Task description:
Output the full material exactly as it appears here.

Records for the task:
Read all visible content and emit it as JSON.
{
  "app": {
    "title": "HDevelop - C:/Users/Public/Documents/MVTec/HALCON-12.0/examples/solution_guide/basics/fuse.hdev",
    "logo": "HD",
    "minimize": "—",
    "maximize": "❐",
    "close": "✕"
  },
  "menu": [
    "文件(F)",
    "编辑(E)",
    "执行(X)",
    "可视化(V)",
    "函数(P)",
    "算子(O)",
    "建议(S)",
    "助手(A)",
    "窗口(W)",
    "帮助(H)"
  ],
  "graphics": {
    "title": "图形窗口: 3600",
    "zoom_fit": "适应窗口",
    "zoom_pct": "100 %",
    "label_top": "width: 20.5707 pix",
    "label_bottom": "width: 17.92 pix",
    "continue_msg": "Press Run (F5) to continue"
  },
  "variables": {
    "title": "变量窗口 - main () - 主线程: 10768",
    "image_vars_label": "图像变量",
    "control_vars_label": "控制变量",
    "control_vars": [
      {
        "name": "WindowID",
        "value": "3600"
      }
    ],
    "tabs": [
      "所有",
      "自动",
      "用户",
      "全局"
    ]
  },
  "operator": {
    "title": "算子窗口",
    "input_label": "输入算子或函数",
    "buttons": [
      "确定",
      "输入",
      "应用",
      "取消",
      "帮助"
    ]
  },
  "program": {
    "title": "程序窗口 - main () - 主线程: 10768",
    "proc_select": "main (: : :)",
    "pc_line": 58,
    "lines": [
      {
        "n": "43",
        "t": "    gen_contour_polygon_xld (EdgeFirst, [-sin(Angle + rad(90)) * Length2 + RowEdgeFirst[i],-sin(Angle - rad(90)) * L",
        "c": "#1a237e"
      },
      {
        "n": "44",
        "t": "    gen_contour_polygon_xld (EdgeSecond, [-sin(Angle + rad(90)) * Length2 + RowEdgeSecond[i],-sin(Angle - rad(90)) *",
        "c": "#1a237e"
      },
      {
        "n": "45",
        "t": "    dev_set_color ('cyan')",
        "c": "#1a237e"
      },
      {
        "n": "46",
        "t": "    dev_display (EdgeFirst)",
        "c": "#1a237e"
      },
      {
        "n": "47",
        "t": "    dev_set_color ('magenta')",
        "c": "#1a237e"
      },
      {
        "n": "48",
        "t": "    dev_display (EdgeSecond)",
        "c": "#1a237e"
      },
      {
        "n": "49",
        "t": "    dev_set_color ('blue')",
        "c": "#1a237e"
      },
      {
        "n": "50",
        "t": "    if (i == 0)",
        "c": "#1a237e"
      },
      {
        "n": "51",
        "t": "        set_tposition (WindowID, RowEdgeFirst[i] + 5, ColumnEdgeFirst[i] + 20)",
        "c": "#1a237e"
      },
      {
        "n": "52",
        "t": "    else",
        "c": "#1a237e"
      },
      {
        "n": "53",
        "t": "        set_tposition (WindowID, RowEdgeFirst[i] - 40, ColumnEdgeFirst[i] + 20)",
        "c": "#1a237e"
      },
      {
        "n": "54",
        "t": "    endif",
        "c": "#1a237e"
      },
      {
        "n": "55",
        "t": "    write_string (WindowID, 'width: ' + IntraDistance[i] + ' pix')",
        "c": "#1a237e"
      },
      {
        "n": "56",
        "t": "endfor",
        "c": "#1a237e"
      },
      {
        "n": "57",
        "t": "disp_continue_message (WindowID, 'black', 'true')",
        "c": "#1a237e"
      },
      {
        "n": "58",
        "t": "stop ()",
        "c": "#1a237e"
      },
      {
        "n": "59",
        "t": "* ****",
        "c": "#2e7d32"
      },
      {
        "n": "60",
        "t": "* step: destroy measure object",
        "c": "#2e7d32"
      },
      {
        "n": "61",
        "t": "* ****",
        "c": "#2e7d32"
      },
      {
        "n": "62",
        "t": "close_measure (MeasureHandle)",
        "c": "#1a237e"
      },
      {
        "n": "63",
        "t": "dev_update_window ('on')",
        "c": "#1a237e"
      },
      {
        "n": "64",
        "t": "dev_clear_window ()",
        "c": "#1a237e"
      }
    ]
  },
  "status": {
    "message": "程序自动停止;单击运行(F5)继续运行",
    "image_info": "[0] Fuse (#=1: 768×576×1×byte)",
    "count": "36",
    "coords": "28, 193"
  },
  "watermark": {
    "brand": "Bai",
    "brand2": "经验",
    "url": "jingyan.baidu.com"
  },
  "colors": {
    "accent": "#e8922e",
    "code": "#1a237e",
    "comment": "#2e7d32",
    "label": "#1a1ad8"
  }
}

Answer below:
Read all visible content and emit it as JSON.
{
  "app": {
    "title": "HDevelop - C:/Users/Public/Documents/MVTec/HALCON-12.0/examples/solution_guide/basics/fuse.hdev",
    "logo": "HD",
    "minimize": "—",
    "maximize": "❐",
    "close": "✕"
  },
  "menu": [
    "文件(F)",
    "编辑(E)",
    "执行(X)",
    "可视化(V)",
    "函数(P)",
    "算子(O)",
    "建议(S)",
    "助手(A)",
    "窗口(W)",
    "帮助(H)"
  ],
  "graphics": {
    "title": "图形窗口: 3600",
    "zoom_fit": "适应窗口",
    "zoom_pct": "100 %",
    "label_top": "width: 20.5707 pix",
    "label_bottom": "width: 17.92 pix",
    "continue_msg": "Press Run (F5) to continue"
  },
  "variables": {
    "title": "变量窗口 - main () - 主线程: 10768",
    "image_vars_label": "图像变量",
    "control_vars_label": "控制变量",
    "control_vars": [
      {
        "name": "WindowID",
        "value": "3600"
      }
    ],
    "tabs": [
      "所有",
      "自动",
      "用户",
      "全局"
    ]
  },
  "operator": {
    "title": "算子窗口",
    "input_label": "输入算子或函数",
    "buttons": [
      "确定",
      "输入",
      "应用",
      "取消",
      "帮助"
    ]
  },
  "program": {
    "title": "程序窗口 - main () - 主线程: 10768",
    "proc_select": "main (: : :)",
    "pc_line": 58,
    "lines": [
      {
        "n": "43",
        "t": "    gen_contour_polygon_xld (EdgeFirst, [-sin(Angle + rad(90)) * Length2 + RowEdgeFirst[i],-sin(Angle - rad(90)) * L",
        "c": "#1a237e"
      },
      {
        "n": "44",
        "t": "    gen_contour_polygon_xld (EdgeSecond, [-sin(Angle + rad(90)) * Length2 + RowEdgeSecond[i],-sin(Angle - rad(90)) *",
        "c": "#1a237e"
      },
      {
        "n": "45",
        "t": "    dev_set_color ('cyan')",
        "c": "#1a237e"
      },
      {
        "n": "46",
        "t": "    dev_display (EdgeFirst)",
        "c": "#1a237e"
      },
      {
        "n": "47",
        "t": "    dev_set_color ('magenta')",
        "c": "#1a237e"
      },
      {
        "n": "48",
        "t": "    dev_display (EdgeSecond)",
        "c": "#1a237e"
      },
      {
        "n": "49",
        "t": "    dev_set_color ('blue')",
        "c": "#1a237e"
      },
      {
        "n": "50",
        "t": "    if (i == 0)",
        "c": "#1a237e"
      },
      {
        "n": "51",
        "t": "        set_tposition (WindowID, RowEdgeFirst[i] + 5, ColumnEdgeFirst[i] + 20)",
        "c": "#1a237e"
      },
      {
        "n": "52",
        "t": "    else",
        "c": "#1a237e"
      },
      {
        "n": "53",
        "t": "        set_tposition (WindowID, RowEdgeFirst[i] - 40, ColumnEdgeFirst[i] + 20)",
        "c": "#1a237e"
      },
      {
        "n": "54",
        "t": "    endif",
        "c": "#1a237e"
      },
      {
        "n": "55",
        "t": "    write_string (WindowID, 'width: ' + IntraDistance[i] + ' pix')",
        "c": "#1a237e"
      },
      {
        "n": "56",
        "t": "endfor",
        "c": "#1a237e"
      },
      {
        "n": "57",
        "t": "disp_continue_message (WindowID, 'black', 'true')",
        "c": "#1a237e"
      },
      {
        "n": "58",
        "t": "stop ()",
        "c": "#1a237e"
      },
      {
        "n": "59",
        "t": "* ****",
        "c": "#2e7d32"
      },
      {
        "n": "60",
        "t": "* step: destroy measure object",
        "c": "#2e7d32"
      },
      {
        "n": "61",
        "t": "* ****",
        "c": "#2e7d32"
      },
      {
        "n": "62",
        "t": "close_measure (MeasureHandle)",
        "c": "#1a237e"
      },
      {
        "n": "63",
        "t": "dev_update_window ('on')",
        "c": "#1a237e"
      },
      {
        "n": "64",
        "t": "dev_clear_window ()",
        "c": "#1a237e"
      }
    ]
  },
  "status": {
    "message": "程序自动停止;单击运行(F5)继续运行",
    "image_info": "[0] Fuse (#=1: 768×576×1×byte)",
    "count": "36",
    "coords": "28, 193"
  },
  "watermark": {
    "brand": "Bai",
    "brand2": "经验",
    "url": "jingyan.baidu.com"
  },
  "colors": {
    "accent": "#e8922e",
    "code": "#1a237e",
    "comment": "#2e7d32",
    "label": "#1a1ad8"
  }
}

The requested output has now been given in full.